### Directions for this task
Collect each line containing "number".

Dataset records:
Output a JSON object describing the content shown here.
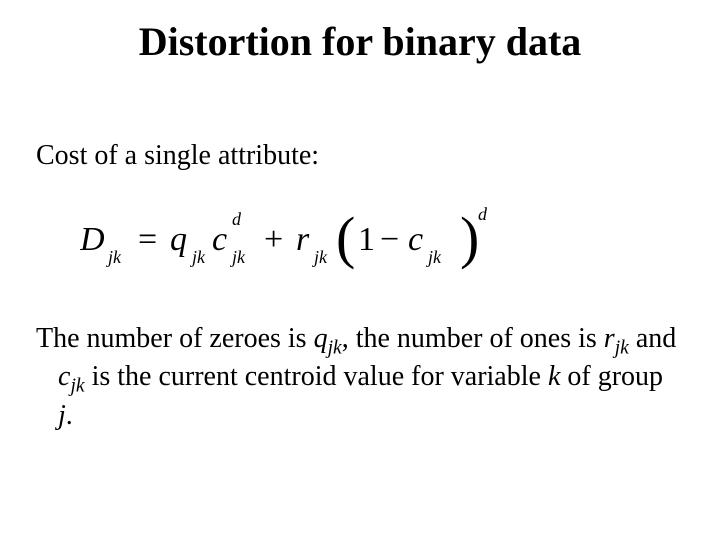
{
  "title": "Distortion for binary data",
  "subtitle": "Cost of a single attribute:",
  "equation": {
    "lhs_var": "D",
    "lhs_sub": "jk",
    "term1_var": "q",
    "term1_sub": "jk",
    "term1b_var": "c",
    "term1b_sub": "jk",
    "term1b_sup": "d",
    "paren_const": "1",
    "term2_var": "r",
    "term2_sub": "jk",
    "term3_var": "c",
    "term3_sub": "jk",
    "outer_sup": "d",
    "color": "#000000",
    "font_main_pt": 34,
    "font_sub_pt": 18
  },
  "body": {
    "pre1": "The number of zeroes is ",
    "var1": "q",
    "sub1": "jk",
    "mid1": ", the number of ones is ",
    "var2": "r",
    "sub2": "jk",
    "mid2": " and ",
    "var3": "c",
    "sub3": "jk",
    "mid3": " is the current centroid value for variable ",
    "var4": "k",
    "mid4": " of group ",
    "var5": "j",
    "end": "."
  },
  "colors": {
    "text": "#000000",
    "background": "#ffffff"
  },
  "fonts": {
    "title_pt": 40,
    "body_pt": 28
  }
}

### Solution to the exercise
    "pre1": "The number of zeroes is ",
    "mid1": ", the number of ones is ",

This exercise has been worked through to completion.